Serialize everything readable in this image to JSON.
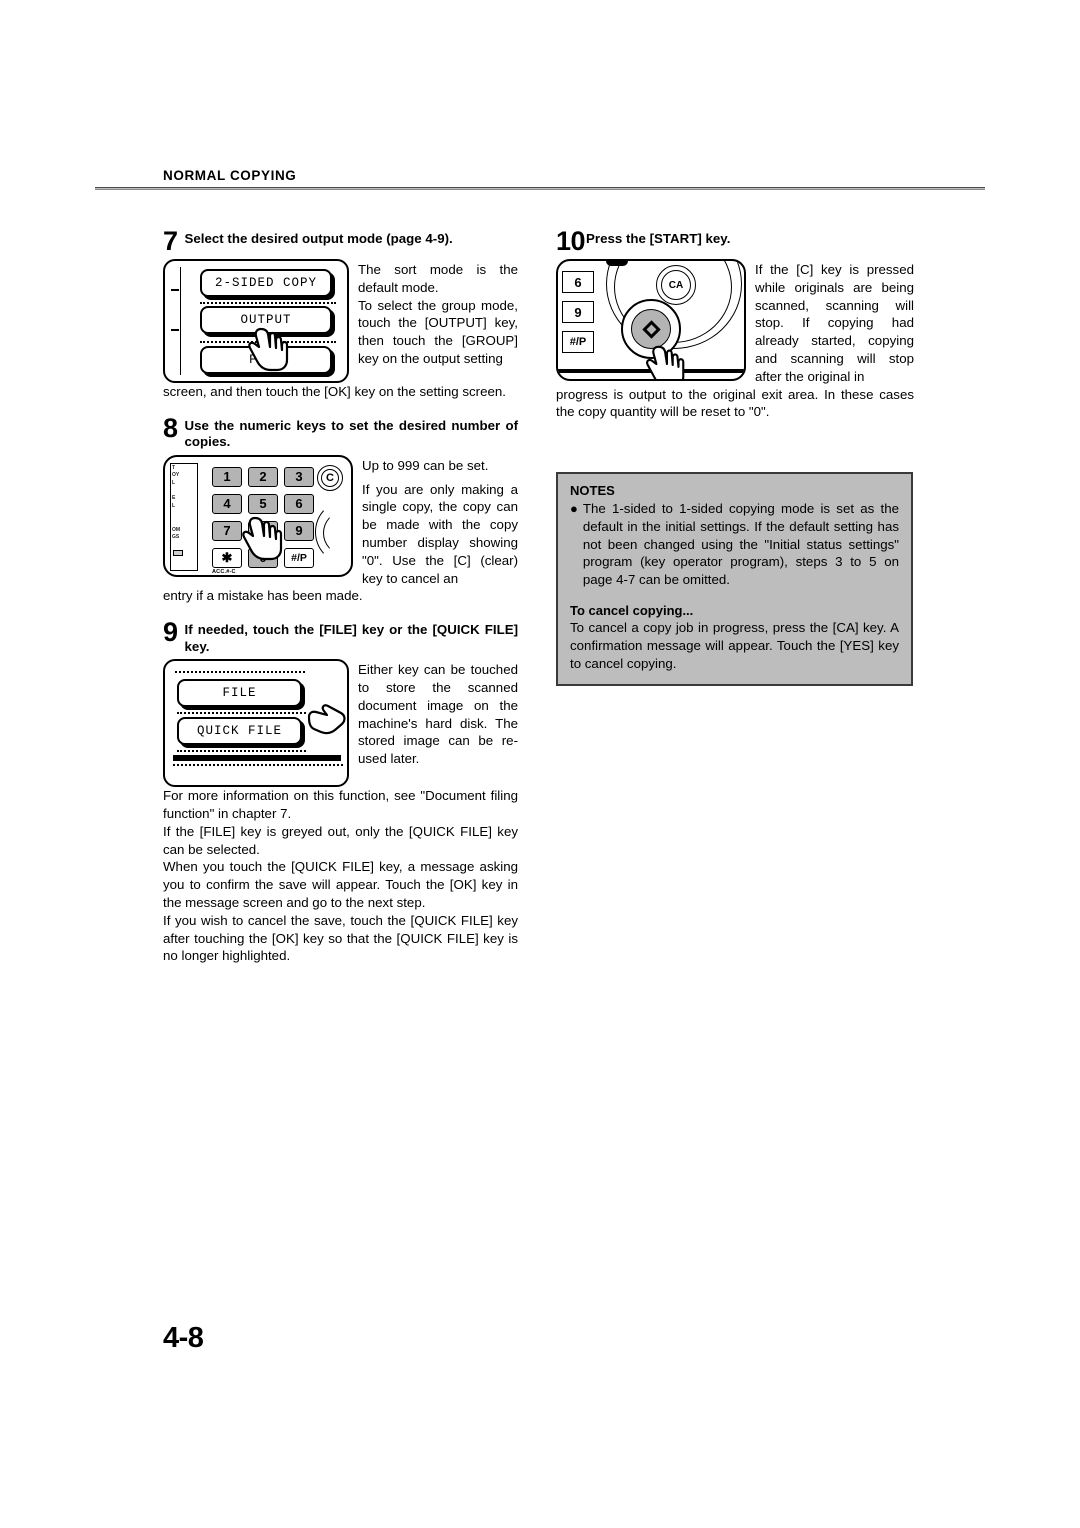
{
  "header": {
    "title": "NORMAL COPYING"
  },
  "footer": {
    "page_number": "4-8"
  },
  "steps": {
    "step7": {
      "number": "7",
      "title": "Select the desired output mode (page 4-9).",
      "panel_buttons": [
        "2-SIDED COPY",
        "OUTPUT",
        "FILE"
      ],
      "side_text": "The sort mode is the default mode.\nTo select the group mode, touch the [OUTPUT] key, then touch the [GROUP] key on the output setting",
      "side_text_1": "The sort mode is the default mode.",
      "side_text_2": "To select the group mode, touch the [OUTPUT] key, then touch the [GROUP] key on the output setting",
      "below_text": "screen, and then touch the [OK] key on the setting screen."
    },
    "step8": {
      "number": "8",
      "title": "Use the numeric keys to set the desired number of copies.",
      "keys": [
        "1",
        "2",
        "3",
        "4",
        "5",
        "6",
        "7",
        "9",
        "✱",
        "0",
        "#/P"
      ],
      "clear_key": "C",
      "acc_label": "ACC.#-C",
      "side_text_1": "Up to 999 can be set.",
      "side_text_2": "If you are only making a single copy, the copy can be made with the copy number display showing \"0\". Use the [C] (clear) key to cancel an",
      "below_text": "entry if a mistake has been made."
    },
    "step9": {
      "number": "9",
      "title": "If needed, touch the [FILE] key or the [QUICK FILE] key.",
      "panel_buttons": [
        "FILE",
        "QUICK FILE"
      ],
      "side_text": "Either key can be touched to store the scanned document image on the machine's hard disk. The stored image can be re-used later.",
      "paragraphs": [
        "For more information on this function, see \"Document filing function\" in chapter 7.",
        "If the [FILE] key is greyed out, only the [QUICK FILE] key can be selected.",
        "When you touch the [QUICK FILE] key, a message asking you to confirm the save will appear. Touch the [OK] key in the message screen and go to the next step.",
        "If you wish to cancel the save, touch the [QUICK FILE] key after touching the [OK] key so that the [QUICK FILE] key is no longer highlighted."
      ]
    },
    "step10": {
      "number": "10",
      "title": "Press the [START] key.",
      "panel_keys": [
        "6",
        "9",
        "#/P"
      ],
      "ca_key": "CA",
      "start_key_icon": "start-diamond",
      "side_text": "If the [C] key is pressed while originals are being scanned, scanning will stop. If copying had already started, copying and scanning will stop after the original in",
      "below_text": "progress is output to the original exit area. In these cases the copy quantity will be reset to \"0\"."
    }
  },
  "notes": {
    "title": "NOTES",
    "bullet": "●",
    "item1": "The 1-sided to 1-sided copying mode is set as the default in the initial settings. If the default setting has not been changed using the \"Initial status settings\" program (key operator program), steps 3 to 5 on page 4-7 can be omitted.",
    "subtitle": "To cancel copying...",
    "body": "To cancel a copy job in progress, press the [CA] key. A confirmation message will appear. Touch the [YES] key to cancel copying."
  },
  "colors": {
    "notes_background": "#bdbdbd",
    "key_gray": "#b4b4b4",
    "rule": "#4a4a4a"
  }
}
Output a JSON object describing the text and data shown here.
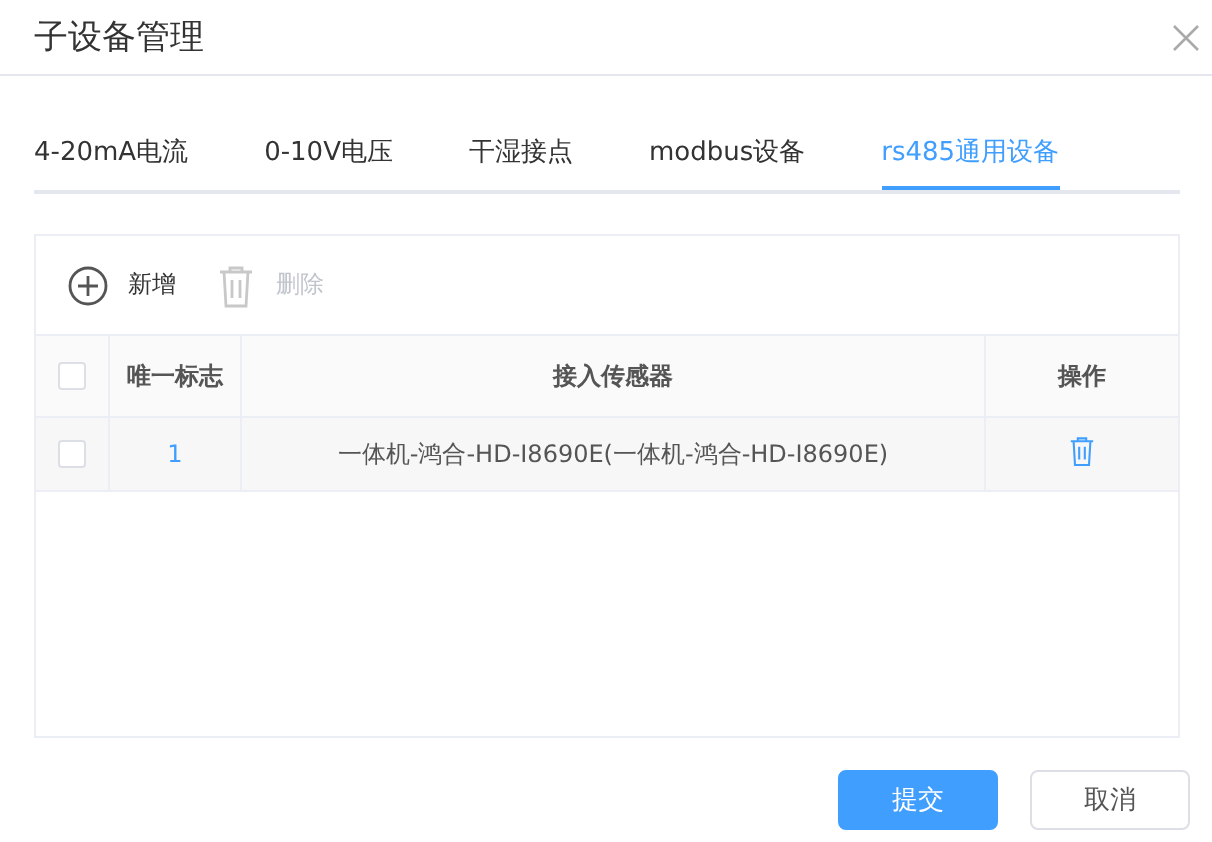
{
  "window": {
    "title": "子设备管理"
  },
  "tabs": [
    {
      "label": "4-20mA电流",
      "selected": false
    },
    {
      "label": "0-10V电压",
      "selected": false
    },
    {
      "label": "干湿接点",
      "selected": false
    },
    {
      "label": "modbus设备",
      "selected": false
    },
    {
      "label": "rs485通用设备",
      "selected": true
    }
  ],
  "toolbar": [
    {
      "label": "新增",
      "kind": "add",
      "disabled": false
    },
    {
      "label": "删除",
      "kind": "delete",
      "disabled": true
    }
  ],
  "table": {
    "header_checked": false,
    "columns": [
      "唯一标志",
      "接入传感器",
      "操作"
    ],
    "rows": [
      {
        "checked": false,
        "id": "1",
        "sensor": "一体机-鸿合-HD-I8690E(一体机-鸿合-HD-I8690E)"
      }
    ]
  },
  "buttons": [
    {
      "label": "提交",
      "kind": "primary"
    },
    {
      "label": "取消",
      "kind": "default"
    }
  ]
}
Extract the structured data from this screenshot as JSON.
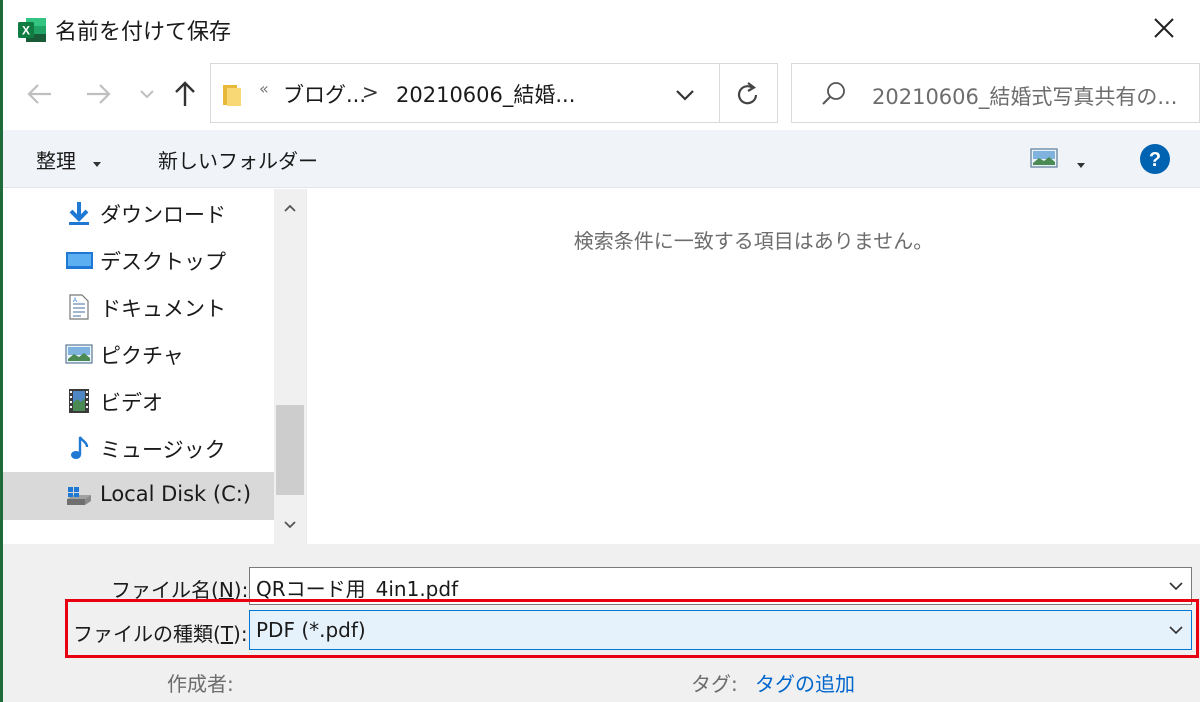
{
  "window": {
    "title": "名前を付けて保存",
    "app_icon": "excel-icon",
    "close_icon": "close-icon"
  },
  "navigation": {
    "back_icon": "back-arrow-icon",
    "forward_icon": "forward-arrow-icon",
    "recent_icon": "chevron-down-icon",
    "up_icon": "up-arrow-icon",
    "address": {
      "overflow_marker": "«",
      "segments": [
        "ブログ...",
        "20210606_結婚..."
      ],
      "separator": ">"
    },
    "refresh_icon": "refresh-icon",
    "search": {
      "placeholder": "20210606_結婚式写真共有の..."
    }
  },
  "toolbar": {
    "organize_label": "整理",
    "new_folder_label": "新しいフォルダー",
    "view_icon": "view-thumbnail-icon",
    "help_label": "?"
  },
  "sidebar": {
    "items": [
      {
        "label": "ダウンロード",
        "icon": "downloads-icon"
      },
      {
        "label": "デスクトップ",
        "icon": "desktop-icon"
      },
      {
        "label": "ドキュメント",
        "icon": "documents-icon"
      },
      {
        "label": "ピクチャ",
        "icon": "pictures-icon"
      },
      {
        "label": "ビデオ",
        "icon": "videos-icon"
      },
      {
        "label": "ミュージック",
        "icon": "music-icon"
      },
      {
        "label": "Local Disk (C:)",
        "icon": "local-disk-icon",
        "selected": true
      }
    ]
  },
  "content": {
    "empty_message": "検索条件に一致する項目はありません。"
  },
  "form": {
    "filename_label_pre": "ファイル名(",
    "filename_label_key": "N",
    "filename_label_post": "):",
    "filename_value": "QRコード用_4in1.pdf",
    "filetype_label_pre": "ファイルの種類(",
    "filetype_label_key": "T",
    "filetype_label_post": "):",
    "filetype_value": "PDF (*.pdf)",
    "author_label": "作成者:",
    "tags_label": "タグ:",
    "tags_link": "タグの追加"
  },
  "colors": {
    "highlight_border": "#e60012",
    "accent": "#0078d7",
    "help_bg": "#0063b1",
    "link": "#0066cc",
    "excel_green": "#1e6a3a"
  }
}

• STATED TASK:
Print all of the records shown above exactly, leaving out each picture.

• FINAL RESULT:
Serialize everything readable in this image to JSON.
{
  "header": {
    "title": "NORMAL COPYING"
  },
  "footer": {
    "page_number": "4-8"
  },
  "steps": {
    "step7": {
      "number": "7",
      "title": "Select the desired output mode (page 4-9).",
      "panel_buttons": [
        "2-SIDED COPY",
        "OUTPUT",
        "FILE"
      ],
      "side_text": "The sort mode is the default mode.\nTo select the group mode, touch the [OUTPUT] key, then touch the [GROUP] key on the output setting",
      "side_text_1": "The sort mode is the default mode.",
      "side_text_2": "To select the group mode, touch the [OUTPUT] key, then touch the [GROUP] key on the output setting",
      "below_text": "screen, and then touch the [OK] key on the setting screen."
    },
    "step8": {
      "number": "8",
      "title": "Use the numeric keys to set the desired number of copies.",
      "keys": [
        "1",
        "2",
        "3",
        "4",
        "5",
        "6",
        "7",
        "9",
        "✱",
        "0",
        "#/P"
      ],
      "clear_key": "C",
      "acc_label": "ACC.#-C",
      "side_text_1": "Up to 999 can be set.",
      "side_text_2": "If you are only making a single copy, the copy can be made with the copy number display showing \"0\". Use the [C] (clear) key to cancel an",
      "below_text": "entry if a mistake has been made."
    },
    "step9": {
      "number": "9",
      "title": "If needed, touch the [FILE] key or the [QUICK FILE] key.",
      "panel_buttons": [
        "FILE",
        "QUICK FILE"
      ],
      "side_text": "Either key can be touched to store the scanned document image on the machine's hard disk. The stored image can be re-used later.",
      "paragraphs": [
        "For more information on this function, see \"Document filing function\" in chapter 7.",
        "If the [FILE] key is greyed out, only the [QUICK FILE] key can be selected.",
        "When you touch the [QUICK FILE] key, a message asking you to confirm the save will appear. Touch the [OK] key in the message screen and go to the next step.",
        "If you wish to cancel the save, touch the [QUICK FILE] key after touching the [OK] key so that the [QUICK FILE] key is no longer highlighted."
      ]
    },
    "step10": {
      "number": "10",
      "title": "Press the [START] key.",
      "panel_keys": [
        "6",
        "9",
        "#/P"
      ],
      "ca_key": "CA",
      "start_key_icon": "start-diamond",
      "side_text": "If the [C] key is pressed while originals are being scanned, scanning will stop. If copying had already started, copying and scanning will stop after the original in",
      "below_text": "progress is output to the original exit area. In these cases the copy quantity will be reset to \"0\"."
    }
  },
  "notes": {
    "title": "NOTES",
    "bullet": "●",
    "item1": "The 1-sided to 1-sided copying mode is set as the default in the initial settings. If the default setting has not been changed using the \"Initial status settings\" program (key operator program), steps 3 to 5 on page 4-7 can be omitted.",
    "subtitle": "To cancel copying...",
    "body": "To cancel a copy job in progress, press the [CA] key. A confirmation message will appear. Touch the [YES] key to cancel copying."
  },
  "colors": {
    "notes_background": "#bdbdbd",
    "key_gray": "#b4b4b4",
    "rule": "#4a4a4a"
  }
}
Output a JSON object describing the text and data shown here.
{
  "window": {
    "title": "子设备管理"
  },
  "tabs": [
    {
      "label": "4-20mA电流",
      "selected": false
    },
    {
      "label": "0-10V电压",
      "selected": false
    },
    {
      "label": "干湿接点",
      "selected": false
    },
    {
      "label": "modbus设备",
      "selected": false
    },
    {
      "label": "rs485通用设备",
      "selected": true
    }
  ],
  "toolbar": [
    {
      "label": "新增",
      "kind": "add",
      "disabled": false
    },
    {
      "label": "删除",
      "kind": "delete",
      "disabled": true
    }
  ],
  "table": {
    "header_checked": false,
    "columns": [
      "唯一标志",
      "接入传感器",
      "操作"
    ],
    "rows": [
      {
        "checked": false,
        "id": "1",
        "sensor": "一体机-鸿合-HD-I8690E(一体机-鸿合-HD-I8690E)"
      }
    ]
  },
  "buttons": [
    {
      "label": "提交",
      "kind": "primary"
    },
    {
      "label": "取消",
      "kind": "default"
    }
  ]
}
Extract the structured data from this screenshot as JSON.
{
  "window": {
    "title": "名前を付けて保存",
    "app_icon": "excel-icon",
    "close_icon": "close-icon"
  },
  "navigation": {
    "back_icon": "back-arrow-icon",
    "forward_icon": "forward-arrow-icon",
    "recent_icon": "chevron-down-icon",
    "up_icon": "up-arrow-icon",
    "address": {
      "overflow_marker": "«",
      "segments": [
        "ブログ...",
        "20210606_結婚..."
      ],
      "separator": ">"
    },
    "refresh_icon": "refresh-icon",
    "search": {
      "placeholder": "20210606_結婚式写真共有の..."
    }
  },
  "toolbar": {
    "organize_label": "整理",
    "new_folder_label": "新しいフォルダー",
    "view_icon": "view-thumbnail-icon",
    "help_label": "?"
  },
  "sidebar": {
    "items": [
      {
        "label": "ダウンロード",
        "icon": "downloads-icon"
      },
      {
        "label": "デスクトップ",
        "icon": "desktop-icon"
      },
      {
        "label": "ドキュメント",
        "icon": "documents-icon"
      },
      {
        "label": "ピクチャ",
        "icon": "pictures-icon"
      },
      {
        "label": "ビデオ",
        "icon": "videos-icon"
      },
      {
        "label": "ミュージック",
        "icon": "music-icon"
      },
      {
        "label": "Local Disk (C:)",
        "icon": "local-disk-icon",
        "selected": true
      }
    ]
  },
  "content": {
    "empty_message": "検索条件に一致する項目はありません。"
  },
  "form": {
    "filename_label_pre": "ファイル名(",
    "filename_label_key": "N",
    "filename_label_post": "):",
    "filename_value": "QRコード用_4in1.pdf",
    "filetype_label_pre": "ファイルの種類(",
    "filetype_label_key": "T",
    "filetype_label_post": "):",
    "filetype_value": "PDF (*.pdf)",
    "author_label": "作成者:",
    "tags_label": "タグ:",
    "tags_link": "タグの追加"
  },
  "colors": {
    "highlight_border": "#e60012",
    "accent": "#0078d7",
    "help_bg": "#0063b1",
    "link": "#0066cc",
    "excel_green": "#1e6a3a"
  }
}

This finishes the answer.